#### [TASK OBJECTIVE]
Set down all of the data that follows word for word, without the images.
§
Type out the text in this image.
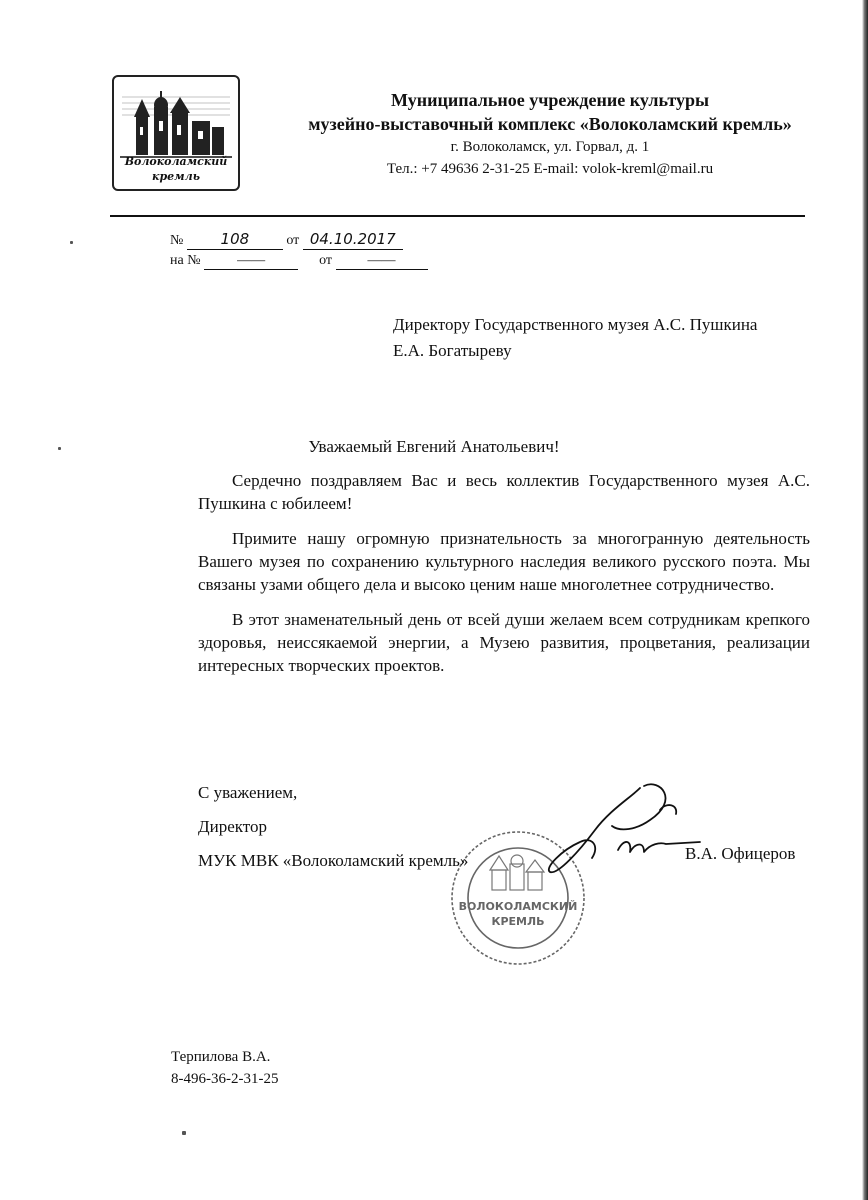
Волоколамский
кремль

Муниципальное учреждение культуры

музейно-выставочный комплекс «Волоколамский кремль»

г. Волоколамск, ул. Горвал, д. 1

Тел.: +7 49636 2-31-25 E-mail: volok-kreml@mail.ru

№ 108	от 04.10.2017
на №	——	от	——
Директору Государственного музея А.С. Пушкина
Е.А. Богатыреву
Уважаемый Евгений Анатольевич!

Сердечно поздравляем Вас и весь коллектив Государственного музея А.С. Пушкина с юбилеем!

Примите нашу огромную признательность за многогранную деятельность Вашего музея по сохранению культурного наследия великого русского поэта. Мы связаны узами общего дела и высоко ценим наше многолетнее сотрудничество.

В этот знаменательный день от всей души желаем всем сотрудникам крепкого здоровья, неиссякаемой энергии, а Музею развития, процветания, реализации интересных творческих проектов.

ВОЛОКОЛАМСКИЙ
КРЕМЛЬ
С уважением,
Директор
МУК МВК «Волоколамский кремль»	В.А. Офицеров
Терпилова В.А.
8-496-36-2-31-25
§
#### [EXERCISE RESULT]
Type out the text in this image.
Волоколамский
кремль

Муниципальное учреждение культуры

музейно-выставочный комплекс «Волоколамский кремль»

г. Волоколамск, ул. Горвал, д. 1

Тел.: +7 49636 2-31-25 E-mail: volok-kreml@mail.ru

№ 108	от 04.10.2017
на №	——	от	——
Директору Государственного музея А.С. Пушкина
Е.А. Богатыреву
Уважаемый Евгений Анатольевич!

Сердечно поздравляем Вас и весь коллектив Государственного музея А.С. Пушкина с юбилеем!

Примите нашу огромную признательность за многогранную деятельность Вашего музея по сохранению культурного наследия великого русского поэта. Мы связаны узами общего дела и высоко ценим наше многолетнее сотрудничество.

В этот знаменательный день от всей души желаем всем сотрудникам крепкого здоровья, неиссякаемой энергии, а Музею развития, процветания, реализации интересных творческих проектов.

ВОЛОКОЛАМСКИЙ
КРЕМЛЬ
С уважением,
Директор
МУК МВК «Волоколамский кремль»	В.А. Офицеров
Терпилова В.А.
8-496-36-2-31-25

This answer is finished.